Exercise —
Only a number is required: how many lines of the material contain the word "switch"?

Extracted data entries
'''

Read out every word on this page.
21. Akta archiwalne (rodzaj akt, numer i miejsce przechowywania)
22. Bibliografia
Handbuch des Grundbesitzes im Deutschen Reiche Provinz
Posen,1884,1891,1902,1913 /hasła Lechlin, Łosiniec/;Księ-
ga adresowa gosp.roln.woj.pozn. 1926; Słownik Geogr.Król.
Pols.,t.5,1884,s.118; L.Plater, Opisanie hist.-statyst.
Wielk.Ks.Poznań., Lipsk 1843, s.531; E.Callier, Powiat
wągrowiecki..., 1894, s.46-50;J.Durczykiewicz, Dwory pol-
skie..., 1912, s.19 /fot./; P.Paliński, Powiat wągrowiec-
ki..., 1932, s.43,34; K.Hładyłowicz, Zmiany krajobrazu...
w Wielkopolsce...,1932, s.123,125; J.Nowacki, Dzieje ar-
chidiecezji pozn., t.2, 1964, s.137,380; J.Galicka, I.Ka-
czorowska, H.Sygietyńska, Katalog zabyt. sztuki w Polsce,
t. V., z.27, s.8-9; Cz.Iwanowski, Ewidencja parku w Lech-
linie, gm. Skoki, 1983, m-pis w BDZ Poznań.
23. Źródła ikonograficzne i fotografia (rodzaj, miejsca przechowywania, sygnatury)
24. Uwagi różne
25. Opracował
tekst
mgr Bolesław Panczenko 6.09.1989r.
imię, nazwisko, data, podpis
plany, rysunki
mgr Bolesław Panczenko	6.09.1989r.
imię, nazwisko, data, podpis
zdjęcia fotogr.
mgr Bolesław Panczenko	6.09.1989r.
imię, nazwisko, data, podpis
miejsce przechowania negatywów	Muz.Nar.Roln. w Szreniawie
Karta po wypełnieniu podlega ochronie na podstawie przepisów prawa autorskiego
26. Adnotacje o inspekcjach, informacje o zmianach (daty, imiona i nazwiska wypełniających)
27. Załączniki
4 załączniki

'''
'''

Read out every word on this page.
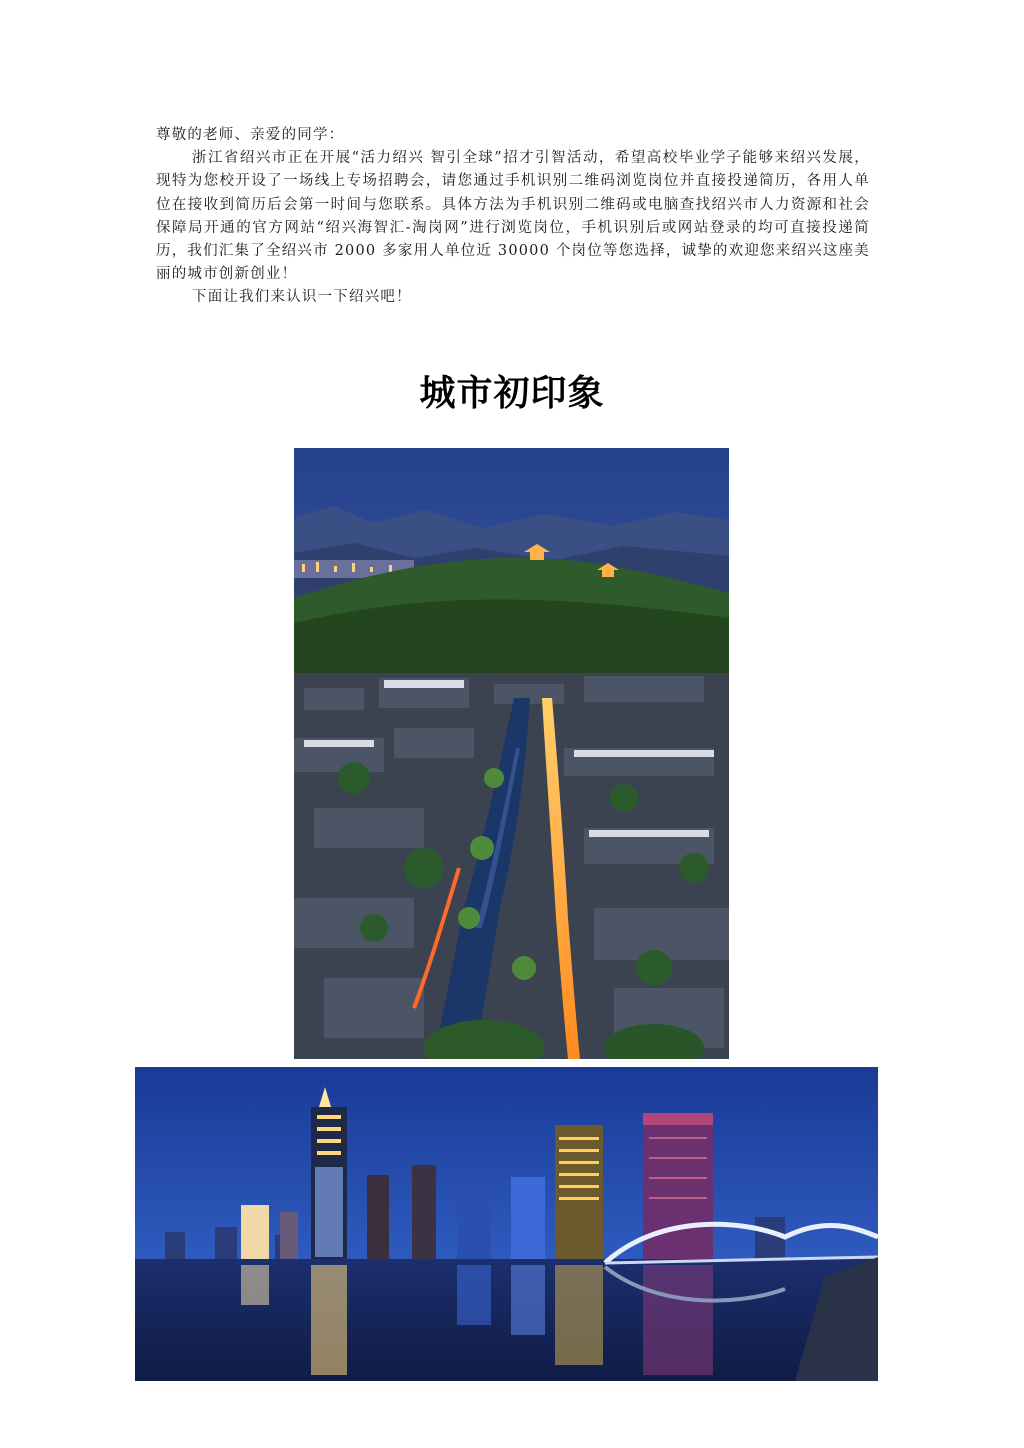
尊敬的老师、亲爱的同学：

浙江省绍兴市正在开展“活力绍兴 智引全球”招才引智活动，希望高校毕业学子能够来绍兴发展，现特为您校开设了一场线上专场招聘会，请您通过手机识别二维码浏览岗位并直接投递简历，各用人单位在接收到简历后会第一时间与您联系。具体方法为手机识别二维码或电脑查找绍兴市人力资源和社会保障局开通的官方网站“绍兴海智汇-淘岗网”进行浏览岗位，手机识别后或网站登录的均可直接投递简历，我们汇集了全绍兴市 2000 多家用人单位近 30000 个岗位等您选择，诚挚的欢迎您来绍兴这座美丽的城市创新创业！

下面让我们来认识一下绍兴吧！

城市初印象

'''
'''

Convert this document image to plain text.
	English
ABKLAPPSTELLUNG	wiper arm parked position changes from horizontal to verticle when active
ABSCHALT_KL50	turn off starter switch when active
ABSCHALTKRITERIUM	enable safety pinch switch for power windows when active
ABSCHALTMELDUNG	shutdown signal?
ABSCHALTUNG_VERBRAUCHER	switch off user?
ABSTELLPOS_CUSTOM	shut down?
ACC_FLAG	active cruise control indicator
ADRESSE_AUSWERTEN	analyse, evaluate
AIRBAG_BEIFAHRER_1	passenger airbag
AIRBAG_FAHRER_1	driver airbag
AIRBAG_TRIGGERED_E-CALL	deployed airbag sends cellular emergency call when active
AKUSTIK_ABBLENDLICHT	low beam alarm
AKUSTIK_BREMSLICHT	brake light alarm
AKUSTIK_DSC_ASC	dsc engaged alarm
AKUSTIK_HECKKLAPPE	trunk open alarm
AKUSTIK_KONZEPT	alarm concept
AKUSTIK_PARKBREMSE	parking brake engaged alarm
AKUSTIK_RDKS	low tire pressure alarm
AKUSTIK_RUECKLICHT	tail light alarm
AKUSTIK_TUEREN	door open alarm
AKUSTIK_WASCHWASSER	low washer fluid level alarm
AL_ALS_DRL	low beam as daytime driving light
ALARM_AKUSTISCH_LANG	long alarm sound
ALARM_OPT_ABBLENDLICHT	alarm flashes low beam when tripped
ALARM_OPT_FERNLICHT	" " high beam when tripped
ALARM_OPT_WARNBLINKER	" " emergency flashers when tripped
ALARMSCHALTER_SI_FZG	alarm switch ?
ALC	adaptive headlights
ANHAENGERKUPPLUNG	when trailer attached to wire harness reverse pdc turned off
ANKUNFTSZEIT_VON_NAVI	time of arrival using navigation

'''

Response —
4